- Required work:
Single out each line with the word "magnified" and copy it.

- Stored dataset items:
* Start *
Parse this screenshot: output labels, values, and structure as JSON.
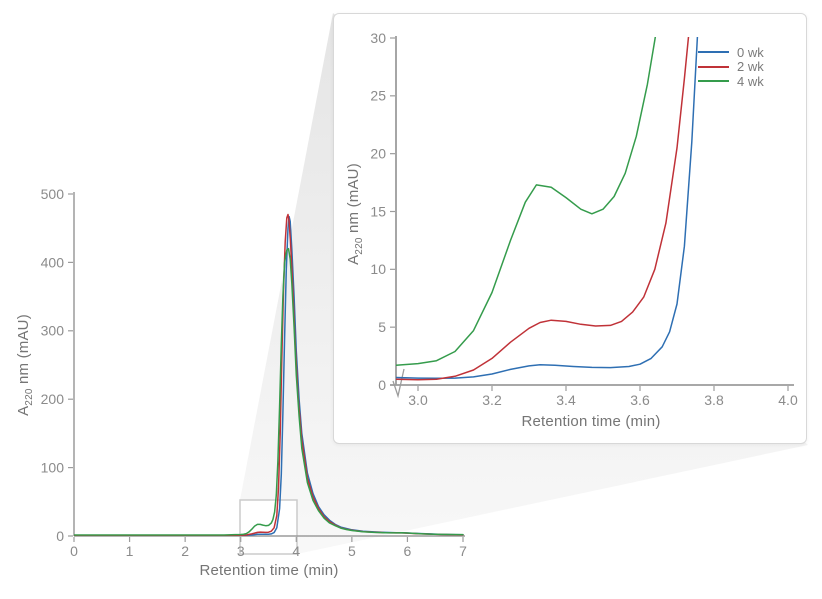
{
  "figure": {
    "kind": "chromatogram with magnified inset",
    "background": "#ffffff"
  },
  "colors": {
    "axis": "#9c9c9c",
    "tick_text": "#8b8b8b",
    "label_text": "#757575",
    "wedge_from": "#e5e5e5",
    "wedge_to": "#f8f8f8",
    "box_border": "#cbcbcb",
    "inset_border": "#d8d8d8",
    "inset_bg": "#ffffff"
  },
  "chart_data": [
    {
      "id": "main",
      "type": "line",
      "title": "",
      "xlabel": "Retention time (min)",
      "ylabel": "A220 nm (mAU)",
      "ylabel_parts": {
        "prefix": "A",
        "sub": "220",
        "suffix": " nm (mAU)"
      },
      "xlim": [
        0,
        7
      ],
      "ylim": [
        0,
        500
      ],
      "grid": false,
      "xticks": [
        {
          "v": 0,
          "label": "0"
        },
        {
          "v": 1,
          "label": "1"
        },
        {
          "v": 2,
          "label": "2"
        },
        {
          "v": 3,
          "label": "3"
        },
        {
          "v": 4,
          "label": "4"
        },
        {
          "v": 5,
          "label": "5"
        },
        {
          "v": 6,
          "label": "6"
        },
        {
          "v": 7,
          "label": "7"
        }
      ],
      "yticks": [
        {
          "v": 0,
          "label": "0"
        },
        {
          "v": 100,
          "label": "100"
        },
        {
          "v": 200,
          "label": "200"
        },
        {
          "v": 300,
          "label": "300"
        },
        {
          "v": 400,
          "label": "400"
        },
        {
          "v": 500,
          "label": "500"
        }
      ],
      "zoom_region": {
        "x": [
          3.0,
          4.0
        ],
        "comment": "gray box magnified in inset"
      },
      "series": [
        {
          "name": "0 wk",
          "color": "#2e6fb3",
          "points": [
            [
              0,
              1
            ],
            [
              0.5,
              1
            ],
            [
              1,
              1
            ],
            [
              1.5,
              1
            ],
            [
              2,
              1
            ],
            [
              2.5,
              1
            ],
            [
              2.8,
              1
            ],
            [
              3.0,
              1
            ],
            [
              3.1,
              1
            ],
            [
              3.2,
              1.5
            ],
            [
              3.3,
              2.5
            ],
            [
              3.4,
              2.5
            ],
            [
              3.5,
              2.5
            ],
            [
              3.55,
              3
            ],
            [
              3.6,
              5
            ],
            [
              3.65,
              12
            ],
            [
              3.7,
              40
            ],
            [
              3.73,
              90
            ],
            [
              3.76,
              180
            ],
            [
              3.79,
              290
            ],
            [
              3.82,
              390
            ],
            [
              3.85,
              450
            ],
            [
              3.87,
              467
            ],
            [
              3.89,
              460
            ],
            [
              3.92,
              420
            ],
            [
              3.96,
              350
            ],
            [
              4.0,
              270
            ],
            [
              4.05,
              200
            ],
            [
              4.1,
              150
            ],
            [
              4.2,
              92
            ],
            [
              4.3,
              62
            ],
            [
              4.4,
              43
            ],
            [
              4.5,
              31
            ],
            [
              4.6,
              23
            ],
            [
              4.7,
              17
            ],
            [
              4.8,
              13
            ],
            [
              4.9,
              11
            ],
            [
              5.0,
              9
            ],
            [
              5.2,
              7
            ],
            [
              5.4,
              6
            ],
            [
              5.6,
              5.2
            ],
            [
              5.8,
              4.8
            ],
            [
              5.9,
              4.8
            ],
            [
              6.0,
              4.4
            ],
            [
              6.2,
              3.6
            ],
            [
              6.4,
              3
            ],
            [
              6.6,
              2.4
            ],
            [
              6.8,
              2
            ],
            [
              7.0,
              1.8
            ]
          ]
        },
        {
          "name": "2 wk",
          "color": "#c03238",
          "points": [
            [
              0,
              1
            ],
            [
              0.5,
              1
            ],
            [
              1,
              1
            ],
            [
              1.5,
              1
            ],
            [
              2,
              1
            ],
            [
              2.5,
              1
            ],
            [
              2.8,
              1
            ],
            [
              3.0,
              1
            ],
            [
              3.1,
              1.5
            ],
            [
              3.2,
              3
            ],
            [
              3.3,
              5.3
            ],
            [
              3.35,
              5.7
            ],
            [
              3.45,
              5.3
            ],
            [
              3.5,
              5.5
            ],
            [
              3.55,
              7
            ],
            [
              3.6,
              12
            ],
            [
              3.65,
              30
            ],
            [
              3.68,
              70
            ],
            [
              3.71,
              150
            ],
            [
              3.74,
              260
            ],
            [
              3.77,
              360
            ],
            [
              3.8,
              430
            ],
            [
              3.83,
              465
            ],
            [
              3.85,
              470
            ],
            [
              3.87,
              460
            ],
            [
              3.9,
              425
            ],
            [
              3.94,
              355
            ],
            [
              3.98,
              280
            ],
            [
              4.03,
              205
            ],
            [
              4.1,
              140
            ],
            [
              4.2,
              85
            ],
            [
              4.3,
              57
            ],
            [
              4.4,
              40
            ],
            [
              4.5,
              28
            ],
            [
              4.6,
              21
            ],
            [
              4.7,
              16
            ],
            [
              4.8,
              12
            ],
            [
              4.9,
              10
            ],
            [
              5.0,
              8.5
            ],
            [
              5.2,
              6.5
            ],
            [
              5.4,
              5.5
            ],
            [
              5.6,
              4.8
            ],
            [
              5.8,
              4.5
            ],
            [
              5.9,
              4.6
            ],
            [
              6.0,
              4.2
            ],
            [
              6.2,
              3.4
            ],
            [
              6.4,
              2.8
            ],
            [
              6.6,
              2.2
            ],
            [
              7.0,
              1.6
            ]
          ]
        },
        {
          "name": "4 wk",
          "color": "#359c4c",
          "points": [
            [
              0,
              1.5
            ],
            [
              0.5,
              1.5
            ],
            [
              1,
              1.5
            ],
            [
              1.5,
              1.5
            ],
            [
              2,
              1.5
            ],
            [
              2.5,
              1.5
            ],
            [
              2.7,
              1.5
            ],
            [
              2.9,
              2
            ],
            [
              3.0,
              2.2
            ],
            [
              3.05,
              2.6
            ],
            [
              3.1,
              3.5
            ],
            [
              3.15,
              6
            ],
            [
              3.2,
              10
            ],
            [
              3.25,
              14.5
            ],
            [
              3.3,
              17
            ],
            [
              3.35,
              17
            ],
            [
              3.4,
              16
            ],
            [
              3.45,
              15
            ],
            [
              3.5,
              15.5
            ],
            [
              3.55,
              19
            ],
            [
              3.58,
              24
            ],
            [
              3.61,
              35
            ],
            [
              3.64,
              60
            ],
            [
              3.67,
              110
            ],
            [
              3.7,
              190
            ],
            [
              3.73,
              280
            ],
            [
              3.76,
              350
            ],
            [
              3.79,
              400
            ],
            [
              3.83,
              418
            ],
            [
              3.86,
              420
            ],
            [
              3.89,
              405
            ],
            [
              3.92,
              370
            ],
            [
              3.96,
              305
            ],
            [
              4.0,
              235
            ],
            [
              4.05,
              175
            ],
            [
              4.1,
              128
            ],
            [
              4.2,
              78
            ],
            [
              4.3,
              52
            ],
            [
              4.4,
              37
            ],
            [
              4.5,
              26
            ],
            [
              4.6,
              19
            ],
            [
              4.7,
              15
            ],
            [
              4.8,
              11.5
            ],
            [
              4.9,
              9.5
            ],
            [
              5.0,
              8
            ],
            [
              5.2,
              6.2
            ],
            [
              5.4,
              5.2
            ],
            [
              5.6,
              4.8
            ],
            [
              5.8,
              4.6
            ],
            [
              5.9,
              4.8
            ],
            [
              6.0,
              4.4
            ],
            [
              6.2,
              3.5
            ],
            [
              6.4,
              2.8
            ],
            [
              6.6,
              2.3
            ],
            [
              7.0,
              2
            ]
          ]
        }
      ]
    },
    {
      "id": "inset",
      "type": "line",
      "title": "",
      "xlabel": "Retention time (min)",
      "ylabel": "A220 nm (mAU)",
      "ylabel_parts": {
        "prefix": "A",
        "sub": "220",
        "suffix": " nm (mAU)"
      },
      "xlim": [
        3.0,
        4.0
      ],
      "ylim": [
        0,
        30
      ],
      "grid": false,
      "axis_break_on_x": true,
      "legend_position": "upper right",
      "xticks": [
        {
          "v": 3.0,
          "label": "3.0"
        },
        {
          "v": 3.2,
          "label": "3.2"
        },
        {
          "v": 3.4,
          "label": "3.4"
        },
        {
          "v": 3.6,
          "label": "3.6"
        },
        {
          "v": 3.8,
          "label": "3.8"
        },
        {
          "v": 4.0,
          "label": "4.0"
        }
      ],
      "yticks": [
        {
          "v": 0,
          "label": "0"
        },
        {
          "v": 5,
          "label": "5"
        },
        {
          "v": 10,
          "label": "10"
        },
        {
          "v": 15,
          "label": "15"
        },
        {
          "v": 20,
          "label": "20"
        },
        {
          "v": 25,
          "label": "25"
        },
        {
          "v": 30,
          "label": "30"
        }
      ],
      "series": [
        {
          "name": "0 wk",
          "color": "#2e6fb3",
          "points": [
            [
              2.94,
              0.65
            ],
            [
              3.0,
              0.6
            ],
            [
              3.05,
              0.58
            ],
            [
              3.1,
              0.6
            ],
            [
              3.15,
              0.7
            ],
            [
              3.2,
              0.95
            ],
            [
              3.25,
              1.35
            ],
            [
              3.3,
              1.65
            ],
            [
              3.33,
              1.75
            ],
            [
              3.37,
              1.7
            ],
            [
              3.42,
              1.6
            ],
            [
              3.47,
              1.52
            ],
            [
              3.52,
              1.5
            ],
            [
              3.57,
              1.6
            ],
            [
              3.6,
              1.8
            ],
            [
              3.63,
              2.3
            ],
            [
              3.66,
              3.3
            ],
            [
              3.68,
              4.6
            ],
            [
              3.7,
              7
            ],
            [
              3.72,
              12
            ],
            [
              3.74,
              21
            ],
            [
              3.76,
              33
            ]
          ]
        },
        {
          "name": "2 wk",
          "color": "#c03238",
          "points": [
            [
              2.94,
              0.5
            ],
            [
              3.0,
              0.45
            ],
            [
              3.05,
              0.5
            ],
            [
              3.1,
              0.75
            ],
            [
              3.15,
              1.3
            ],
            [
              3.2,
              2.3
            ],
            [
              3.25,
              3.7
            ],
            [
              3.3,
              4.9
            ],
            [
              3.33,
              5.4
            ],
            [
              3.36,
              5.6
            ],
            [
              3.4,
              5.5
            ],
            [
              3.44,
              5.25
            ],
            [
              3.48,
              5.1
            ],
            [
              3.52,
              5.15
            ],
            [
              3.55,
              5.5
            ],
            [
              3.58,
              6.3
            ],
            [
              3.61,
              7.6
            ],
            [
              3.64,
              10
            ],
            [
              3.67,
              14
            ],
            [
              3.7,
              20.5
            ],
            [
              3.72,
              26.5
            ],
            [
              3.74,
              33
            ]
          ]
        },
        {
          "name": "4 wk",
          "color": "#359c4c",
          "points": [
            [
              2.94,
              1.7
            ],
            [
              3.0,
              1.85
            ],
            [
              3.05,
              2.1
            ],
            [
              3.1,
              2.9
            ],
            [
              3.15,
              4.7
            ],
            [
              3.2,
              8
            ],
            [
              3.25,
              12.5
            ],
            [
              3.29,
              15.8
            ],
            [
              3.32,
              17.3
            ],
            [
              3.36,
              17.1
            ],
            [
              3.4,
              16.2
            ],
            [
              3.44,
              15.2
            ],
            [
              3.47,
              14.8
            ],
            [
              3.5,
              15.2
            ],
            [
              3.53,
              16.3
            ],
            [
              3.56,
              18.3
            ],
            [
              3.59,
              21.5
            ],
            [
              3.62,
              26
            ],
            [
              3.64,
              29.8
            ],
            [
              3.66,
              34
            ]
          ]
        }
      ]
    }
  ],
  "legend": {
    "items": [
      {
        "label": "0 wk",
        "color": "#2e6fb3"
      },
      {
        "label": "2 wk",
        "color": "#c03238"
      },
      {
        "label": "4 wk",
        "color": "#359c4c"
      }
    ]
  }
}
* End *
- Full answer:
    "kind": "chromatogram with magnified inset",
        "comment": "gray box magnified in inset"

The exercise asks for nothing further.